PROBLEMS AND TASKS:
**a.** Rewrite the passage on Wiltshire's parliamentary representation between "Perhaps worse, the" and "abolition in 1832.", inclusive, replacing "gentleman" with "landowner".
**b.** Pick up the passage on Wiltshire's parliamentary representation where it stops, and carry it on.

TEXT TO READ:
= = = = = = =

The inquiry did not reveal the extent of tenant holdings nor the rise of a dynasty of Strattons who, starting in the Vale of Pewsey, had made fortunes from early exploitation of the London milk market and were now spreading south to take on the prairies of the downland. Nor does it reveal the extent to which some estates, such as that of the Ailesburys, were burdened with debt and impoverished by their own extravagance.
By accidents rather than design, Wiltshire’s representation in the parliament from feudal times down to the great Reform Act of 1832 was overweighted and eccentric. It started, as in other English counties, with two ‘knights of the shire’, who were elected by freeholders of the whole county, and two M.P.s for each borough. As there were 16 ancient boroughs in the county, it was represented by 34 members in all. Thus in the Reformation Parliament, which made Henry VIII undisputedly head of the English Church, Wiltshire had nearly twice as many M.P.s as its nearest rival and more than twice as many as Cornwall, Devon or Surrey. The neighbouring county of Gloucester had only four. The order was changed when kings created new boroughs, usually at a price for the benefit of the royal treasury. By 1563 Cornwall had taken first place from this cause alone, and in 1689, when Wiltshire still had 34 seats, Cornwall had 42, Yorkshire 28, Devon 26 and Hampshire twenty-four.
None of this bore much relation to the size of county populations and the imbalance continued with little change right up to 1832. But Wiltshire was not only over-represented; the representation was also badly distributed. The borough of Old Salisbury (now called Old Sarum) had virtually ceased to exist and tiny boroughs like Bedwyn, Heytesbury and Hindon had little claim to separate representation when flourishing towns like Bradford, Trowbridge and Warminster lacked it. Overrepresentation got worse as the population of other areas of England grew. In 1801 Wiltshire’s 34 Members represented a population of 184,000; Lancashire’s 13 represented 673,000, i.e. one for 48 thousand people, while Middlesex had two for about half a million.
Perhaps worse, the representation of the boroughs became itself unrepresentative of them. Boroughs were expected to maintain their own M.P.s, and the small boroughs found it a considerable hardship. Thus within a short time most, and the city of Salisbury was generally an exception, were content to elect a gentleman who had little connection with the borough but was prepared to sit at his own expense and, with luck, might also pay his electors for the privilege. It was for this reason that various noble and important families were able to dominate the parliamentary representation of many boroughs for decades. Old Sarum continued to return two members from its empty borough, and the village borough of Heytesbury, which only included about half the settlement, was noteworthy for having no contested election for over 130 years: from 1689 down to its abolition in 1832.
County representation followed the same patterns. From the Reformation to the time of Charles I county representation was dominated by Seymours, Herberts, Hungerfords and Bayntons, then from Charles II to George II by the How and Hyde families, and from 1722 to 1812 by Goddards and Longs. There was more diffusion of power in the 18th century, however, when newer names such as Astley of Everleigh (but formerly of Staffordshire), Benett of Pythouse and Methuen of Corsham came to command borough representation.

= = = = = = =

DATA SEGMENT:
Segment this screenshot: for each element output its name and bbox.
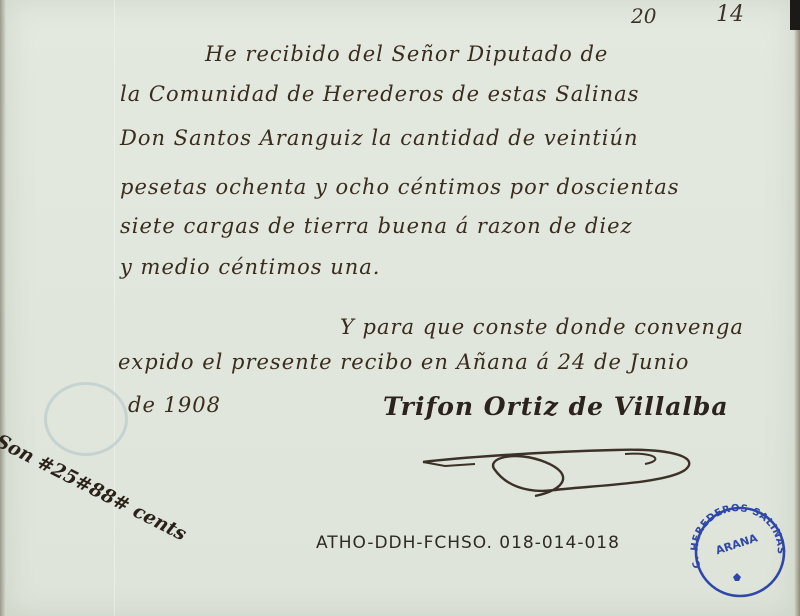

= = = = = = =

OUTPUTS IN ORDER:
**a.**
Perhaps worse, the representation of the boroughs became itself unrepresentative of them. Boroughs were expected to maintain their own M.P.s, and the small boroughs found it a considerable hardship. Thus within a short time most, and the city of Salisbury was generally an exception, were content to elect a landowner who had little connection with the borough but was prepared to sit at his own expense and, with luck, might also pay his electors for the privilege. It was for this reason that various noble and important families were able to dominate the parliamentary representation of many boroughs for decades. Old Sarum continued to return two members from its empty borough, and the village borough of Heytesbury, which only included about half the settlement, was noteworthy for having no contested election for over 130 years: from 1689 down to its abolition in 1832.

**b.**
By the 1832 act seven of the Wiltshire boroughs lost their seats altogether, while the overall representation of the county was reduced to eighteen. The abolition of what Cobbett called ‘these vile rotten holes’ was so long overdue that it was not unwelcome even to John Benett of Pythouse, who was one of the most reactionary and hated men in the county because of his savage attitude to the poor. Wiltshire’s representation was reduced by later acts to 15 seats in 1867, to six in 1885 and five in 1918.
Monuments to this era of change are everywhere in the county though many are not appreciated as much as they deserve, perhaps because they are so numerous. The greatest are those of the railways which produced the most widespread and dramatic change in the history of the county. Particularly notable is the London-Bristol railway, whose line through Wiltshire includes the heaviest engineering works on its route: deep cuttings and the tunnel at Box, which was the longest in the country when it was made. Associated with the railway is the ‘railway village’ at Swindon of 243 houses designed by Matthew Digby Wyatt.
Another industrial housing estate of note is Prospect Square at Westbury. It was built in 1870 by Abraham Laverton, the Liberal cloth-manufacturer, to rehouse his work-people who had been evicted by his successful Tory rival after an election. Most other 19th-century housing is undistinguished, but a few country houses are worth mention: John Benett’s new Pythouse, of 1805, and its imitation at Philipps House, Dinton, of 1816, which are both in a ‘Grecian’ style, and Tottenham House, rebuilt by Cundy in 1825 for the Ailesburys. Finally at the end of the century there is Philip Webb’s ‘Clouds’, built for one of the Wyndhams at East Knoyle but now sadly mutilated.
There was considerable building and alteration of churches. Between 1837 and 1887, 45 completely new churches were built. These included Wyatt and Brandon’s grand, Italianate, new church for the Herberts at Wilton, and Pearson’s churches at Sutton Veny and Chute Forest. In addition 32 others were enlarged in the same period and 98 restored, most by the advisory architect to the diocese, T. H. Wyatt.
Other monuments are the town halls, symbols of rising civic pride, at Devizes, Melksharn, Westbury and Warminster, nearly all of the early 19th century; the larger mills, particularly Laverton’s Angel Mill at Westbury, Greenland Upper Mill at Bradford and the mill at Quemerford; and last but not least the bank premises in almost every town in the county. These latter represent the rising wealth of the country as a whole, of which Wiltshire did not receive a proportionate share.